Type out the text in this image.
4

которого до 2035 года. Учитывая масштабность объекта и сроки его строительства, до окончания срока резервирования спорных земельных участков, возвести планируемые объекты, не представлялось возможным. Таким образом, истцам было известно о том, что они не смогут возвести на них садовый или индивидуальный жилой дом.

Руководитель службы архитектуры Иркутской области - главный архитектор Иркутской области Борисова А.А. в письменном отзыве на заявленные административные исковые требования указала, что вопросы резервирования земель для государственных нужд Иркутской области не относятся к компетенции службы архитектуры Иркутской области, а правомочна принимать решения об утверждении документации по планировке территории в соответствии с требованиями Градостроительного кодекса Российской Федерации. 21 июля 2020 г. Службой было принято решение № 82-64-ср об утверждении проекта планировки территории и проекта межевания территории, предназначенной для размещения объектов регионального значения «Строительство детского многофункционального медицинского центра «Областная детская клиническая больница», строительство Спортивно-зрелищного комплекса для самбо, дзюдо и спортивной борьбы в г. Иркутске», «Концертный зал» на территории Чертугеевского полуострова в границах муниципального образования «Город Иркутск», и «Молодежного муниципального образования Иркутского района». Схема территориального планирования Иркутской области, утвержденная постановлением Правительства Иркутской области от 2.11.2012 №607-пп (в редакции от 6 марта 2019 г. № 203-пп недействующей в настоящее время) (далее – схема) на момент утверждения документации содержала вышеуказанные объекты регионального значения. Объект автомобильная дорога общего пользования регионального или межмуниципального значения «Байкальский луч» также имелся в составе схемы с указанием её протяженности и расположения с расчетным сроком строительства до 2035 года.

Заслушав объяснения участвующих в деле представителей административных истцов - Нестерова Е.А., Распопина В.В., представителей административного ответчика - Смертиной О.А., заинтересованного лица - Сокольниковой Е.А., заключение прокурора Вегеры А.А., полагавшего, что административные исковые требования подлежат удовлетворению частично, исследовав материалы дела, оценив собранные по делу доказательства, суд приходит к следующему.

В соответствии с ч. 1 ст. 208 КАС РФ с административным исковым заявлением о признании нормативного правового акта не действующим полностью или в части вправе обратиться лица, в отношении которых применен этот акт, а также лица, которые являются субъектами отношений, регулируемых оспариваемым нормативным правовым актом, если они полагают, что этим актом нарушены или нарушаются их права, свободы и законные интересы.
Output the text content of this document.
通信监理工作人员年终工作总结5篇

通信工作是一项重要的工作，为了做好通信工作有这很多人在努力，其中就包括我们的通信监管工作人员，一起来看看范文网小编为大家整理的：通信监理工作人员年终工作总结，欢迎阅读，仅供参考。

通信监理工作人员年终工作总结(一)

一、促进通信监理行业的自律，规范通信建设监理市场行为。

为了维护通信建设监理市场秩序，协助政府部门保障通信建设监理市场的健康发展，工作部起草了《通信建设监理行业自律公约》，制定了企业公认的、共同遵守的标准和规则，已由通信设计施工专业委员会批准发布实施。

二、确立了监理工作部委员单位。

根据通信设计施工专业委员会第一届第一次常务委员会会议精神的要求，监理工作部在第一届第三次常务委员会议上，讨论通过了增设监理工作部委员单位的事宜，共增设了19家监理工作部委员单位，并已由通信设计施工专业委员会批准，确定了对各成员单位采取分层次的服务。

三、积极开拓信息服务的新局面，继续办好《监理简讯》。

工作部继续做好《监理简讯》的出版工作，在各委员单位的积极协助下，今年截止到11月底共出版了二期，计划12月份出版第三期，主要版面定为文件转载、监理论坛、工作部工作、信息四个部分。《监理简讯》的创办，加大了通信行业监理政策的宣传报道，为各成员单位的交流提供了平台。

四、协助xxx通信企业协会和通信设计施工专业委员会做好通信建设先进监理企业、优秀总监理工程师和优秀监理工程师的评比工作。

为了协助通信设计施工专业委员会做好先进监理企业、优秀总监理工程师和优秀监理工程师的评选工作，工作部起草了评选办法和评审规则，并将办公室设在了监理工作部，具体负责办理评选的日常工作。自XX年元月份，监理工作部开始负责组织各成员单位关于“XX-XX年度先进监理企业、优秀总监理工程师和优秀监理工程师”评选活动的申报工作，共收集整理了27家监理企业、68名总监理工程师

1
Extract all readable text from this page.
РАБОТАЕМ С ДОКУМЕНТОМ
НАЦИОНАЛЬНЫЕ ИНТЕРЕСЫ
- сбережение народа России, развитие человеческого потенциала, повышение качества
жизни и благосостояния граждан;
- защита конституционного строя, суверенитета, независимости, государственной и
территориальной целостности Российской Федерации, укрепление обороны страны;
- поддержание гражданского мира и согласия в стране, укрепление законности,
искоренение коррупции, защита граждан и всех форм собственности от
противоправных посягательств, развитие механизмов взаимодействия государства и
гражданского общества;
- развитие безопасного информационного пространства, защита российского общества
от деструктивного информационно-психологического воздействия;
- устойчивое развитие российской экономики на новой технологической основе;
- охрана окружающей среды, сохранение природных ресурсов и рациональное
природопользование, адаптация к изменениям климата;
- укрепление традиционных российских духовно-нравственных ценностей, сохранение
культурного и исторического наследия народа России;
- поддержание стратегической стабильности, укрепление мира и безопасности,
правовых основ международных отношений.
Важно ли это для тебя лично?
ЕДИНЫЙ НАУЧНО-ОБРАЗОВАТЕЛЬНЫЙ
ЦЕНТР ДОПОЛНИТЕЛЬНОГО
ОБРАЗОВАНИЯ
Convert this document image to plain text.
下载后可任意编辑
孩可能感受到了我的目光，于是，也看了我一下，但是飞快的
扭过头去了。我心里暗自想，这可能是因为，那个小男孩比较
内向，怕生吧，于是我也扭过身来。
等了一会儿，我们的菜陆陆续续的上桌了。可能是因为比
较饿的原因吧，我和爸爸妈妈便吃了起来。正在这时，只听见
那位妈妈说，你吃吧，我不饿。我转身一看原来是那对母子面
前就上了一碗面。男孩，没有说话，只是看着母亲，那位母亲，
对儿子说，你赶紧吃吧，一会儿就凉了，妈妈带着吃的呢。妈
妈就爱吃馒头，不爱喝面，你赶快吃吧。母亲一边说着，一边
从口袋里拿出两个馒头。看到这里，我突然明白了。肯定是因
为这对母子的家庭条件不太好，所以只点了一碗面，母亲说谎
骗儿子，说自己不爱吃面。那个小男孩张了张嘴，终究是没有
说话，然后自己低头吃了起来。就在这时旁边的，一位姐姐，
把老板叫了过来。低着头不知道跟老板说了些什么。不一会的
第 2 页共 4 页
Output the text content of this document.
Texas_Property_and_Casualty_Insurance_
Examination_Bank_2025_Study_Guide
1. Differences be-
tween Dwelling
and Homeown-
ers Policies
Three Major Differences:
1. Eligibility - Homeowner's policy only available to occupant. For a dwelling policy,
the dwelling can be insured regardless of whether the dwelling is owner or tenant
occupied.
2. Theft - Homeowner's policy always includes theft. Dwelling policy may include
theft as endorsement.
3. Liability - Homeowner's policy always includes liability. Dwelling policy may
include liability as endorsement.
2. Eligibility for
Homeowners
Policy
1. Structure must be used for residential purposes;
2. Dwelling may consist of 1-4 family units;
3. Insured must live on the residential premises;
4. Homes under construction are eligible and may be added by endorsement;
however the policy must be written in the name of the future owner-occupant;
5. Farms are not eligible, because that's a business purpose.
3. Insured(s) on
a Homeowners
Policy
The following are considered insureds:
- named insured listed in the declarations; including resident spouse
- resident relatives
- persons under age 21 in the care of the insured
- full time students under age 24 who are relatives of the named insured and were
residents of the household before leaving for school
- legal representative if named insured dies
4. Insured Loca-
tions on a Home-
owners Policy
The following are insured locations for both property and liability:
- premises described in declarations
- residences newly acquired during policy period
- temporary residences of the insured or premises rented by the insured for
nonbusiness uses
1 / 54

DIRECTION: Using the listing above, please repeat every entry exactly.

RESULT OF THIS EXERCISE:
Type out the text in this image.
4

которого до 2035 года. Учитывая масштабность объекта и сроки его строительства, до окончания срока резервирования спорных земельных участков, возвести планируемые объекты, не представлялось возможным. Таким образом, истцам было известно о том, что они не смогут возвести на них садовый или индивидуальный жилой дом.

Руководитель службы архитектуры Иркутской области - главный архитектор Иркутской области Борисова А.А. в письменном отзыве на заявленные административные исковые требования указала, что вопросы резервирования земель для государственных нужд Иркутской области не относятся к компетенции службы архитектуры Иркутской области, а правомочна принимать решения об утверждении документации по планировке территории в соответствии с требованиями Градостроительного кодекса Российской Федерации. 21 июля 2020 г. Службой было принято решение № 82-64-ср об утверждении проекта планировки территории и проекта межевания территории, предназначенной для размещения объектов регионального значения «Строительство детского многофункционального медицинского центра «Областная детская клиническая больница», строительство Спортивно-зрелищного комплекса для самбо, дзюдо и спортивной борьбы в г. Иркутске», «Концертный зал» на территории Чертугеевского полуострова в границах муниципального образования «Город Иркутск», и «Молодежного муниципального образования Иркутского района». Схема территориального планирования Иркутской области, утвержденная постановлением Правительства Иркутской области от 2.11.2012 №607-пп (в редакции от 6 марта 2019 г. № 203-пп недействующей в настоящее время) (далее – схема) на момент утверждения документации содержала вышеуказанные объекты регионального значения. Объект автомобильная дорога общего пользования регионального или межмуниципального значения «Байкальский луч» также имелся в составе схемы с указанием её протяженности и расположения с расчетным сроком строительства до 2035 года.

Заслушав объяснения участвующих в деле представителей административных истцов - Нестерова Е.А., Распопина В.В., представителей административного ответчика - Смертиной О.А., заинтересованного лица - Сокольниковой Е.А., заключение прокурора Вегеры А.А., полагавшего, что административные исковые требования подлежат удовлетворению частично, исследовав материалы дела, оценив собранные по делу доказательства, суд приходит к следующему.

В соответствии с ч. 1 ст. 208 КАС РФ с административным исковым заявлением о признании нормативного правового акта не действующим полностью или в части вправе обратиться лица, в отношении которых применен этот акт, а также лица, которые являются субъектами отношений, регулируемых оспариваемым нормативным правовым актом, если они полагают, что этим актом нарушены или нарушаются их права, свободы и законные интересы.
Output the text content of this document.
通信监理工作人员年终工作总结5篇

通信工作是一项重要的工作，为了做好通信工作有这很多人在努力，其中就包括我们的通信监管工作人员，一起来看看范文网小编为大家整理的：通信监理工作人员年终工作总结，欢迎阅读，仅供参考。

通信监理工作人员年终工作总结(一)

一、促进通信监理行业的自律，规范通信建设监理市场行为。

为了维护通信建设监理市场秩序，协助政府部门保障通信建设监理市场的健康发展，工作部起草了《通信建设监理行业自律公约》，制定了企业公认的、共同遵守的标准和规则，已由通信设计施工专业委员会批准发布实施。

二、确立了监理工作部委员单位。

根据通信设计施工专业委员会第一届第一次常务委员会会议精神的要求，监理工作部在第一届第三次常务委员会议上，讨论通过了增设监理工作部委员单位的事宜，共增设了19家监理工作部委员单位，并已由通信设计施工专业委员会批准，确定了对各成员单位采取分层次的服务。

三、积极开拓信息服务的新局面，继续办好《监理简讯》。

工作部继续做好《监理简讯》的出版工作，在各委员单位的积极协助下，今年截止到11月底共出版了二期，计划12月份出版第三期，主要版面定为文件转载、监理论坛、工作部工作、信息四个部分。《监理简讯》的创办，加大了通信行业监理政策的宣传报道，为各成员单位的交流提供了平台。

四、协助xxx通信企业协会和通信设计施工专业委员会做好通信建设先进监理企业、优秀总监理工程师和优秀监理工程师的评比工作。

为了协助通信设计施工专业委员会做好先进监理企业、优秀总监理工程师和优秀监理工程师的评选工作，工作部起草了评选办法和评审规则，并将办公室设在了监理工作部，具体负责办理评选的日常工作。自XX年元月份，监理工作部开始负责组织各成员单位关于“XX-XX年度先进监理企业、优秀总监理工程师和优秀监理工程师”评选活动的申报工作，共收集整理了27家监理企业、68名总监理工程师

1
Extract all readable text from this page.
РАБОТАЕМ С ДОКУМЕНТОМ
НАЦИОНАЛЬНЫЕ ИНТЕРЕСЫ
- сбережение народа России, развитие человеческого потенциала, повышение качества
жизни и благосостояния граждан;
- защита конституционного строя, суверенитета, независимости, государственной и
территориальной целостности Российской Федерации, укрепление обороны страны;
- поддержание гражданского мира и согласия в стране, укрепление законности,
искоренение коррупции, защита граждан и всех форм собственности от
противоправных посягательств, развитие механизмов взаимодействия государства и
гражданского общества;
- развитие безопасного информационного пространства, защита российского общества
от деструктивного информационно-психологического воздействия;
- устойчивое развитие российской экономики на новой технологической основе;
- охрана окружающей среды, сохранение природных ресурсов и рациональное
природопользование, адаптация к изменениям климата;
- укрепление традиционных российских духовно-нравственных ценностей, сохранение
культурного и исторического наследия народа России;
- поддержание стратегической стабильности, укрепление мира и безопасности,
правовых основ международных отношений.
Важно ли это для тебя лично?
ЕДИНЫЙ НАУЧНО-ОБРАЗОВАТЕЛЬНЫЙ
ЦЕНТР ДОПОЛНИТЕЛЬНОГО
ОБРАЗОВАНИЯ
Convert this document image to plain text.
下载后可任意编辑
孩可能感受到了我的目光，于是，也看了我一下，但是飞快的
扭过头去了。我心里暗自想，这可能是因为，那个小男孩比较
内向，怕生吧，于是我也扭过身来。
等了一会儿，我们的菜陆陆续续的上桌了。可能是因为比
较饿的原因吧，我和爸爸妈妈便吃了起来。正在这时，只听见
那位妈妈说，你吃吧，我不饿。我转身一看原来是那对母子面
前就上了一碗面。男孩，没有说话，只是看着母亲，那位母亲，
对儿子说，你赶紧吃吧，一会儿就凉了，妈妈带着吃的呢。妈
妈就爱吃馒头，不爱喝面，你赶快吃吧。母亲一边说着，一边
从口袋里拿出两个馒头。看到这里，我突然明白了。肯定是因
为这对母子的家庭条件不太好，所以只点了一碗面，母亲说谎
骗儿子，说自己不爱吃面。那个小男孩张了张嘴，终究是没有
说话，然后自己低头吃了起来。就在这时旁边的，一位姐姐，
把老板叫了过来。低着头不知道跟老板说了些什么。不一会的
第 2 页共 4 页
Output the text content of this document.
Texas_Property_and_Casualty_Insurance_
Examination_Bank_2025_Study_Guide
1. Differences be-
tween Dwelling
and Homeown-
ers Policies
Three Major Differences:
1. Eligibility - Homeowner's policy only available to occupant. For a dwelling policy,
the dwelling can be insured regardless of whether the dwelling is owner or tenant
occupied.
2. Theft - Homeowner's policy always includes theft. Dwelling policy may include
theft as endorsement.
3. Liability - Homeowner's policy always includes liability. Dwelling policy may
include liability as endorsement.
2. Eligibility for
Homeowners
Policy
1. Structure must be used for residential purposes;
2. Dwelling may consist of 1-4 family units;
3. Insured must live on the residential premises;
4. Homes under construction are eligible and may be added by endorsement;
however the policy must be written in the name of the future owner-occupant;
5. Farms are not eligible, because that's a business purpose.
3. Insured(s) on
a Homeowners
Policy
The following are considered insureds:
- named insured listed in the declarations; including resident spouse
- resident relatives
- persons under age 21 in the care of the insured
- full time students under age 24 who are relatives of the named insured and were
residents of the household before leaving for school
- legal representative if named insured dies
4. Insured Loca-
tions on a Home-
owners Policy
The following are insured locations for both property and liability:
- premises described in declarations
- residences newly acquired during policy period
- temporary residences of the insured or premises rented by the insured for
nonbusiness uses
1 / 54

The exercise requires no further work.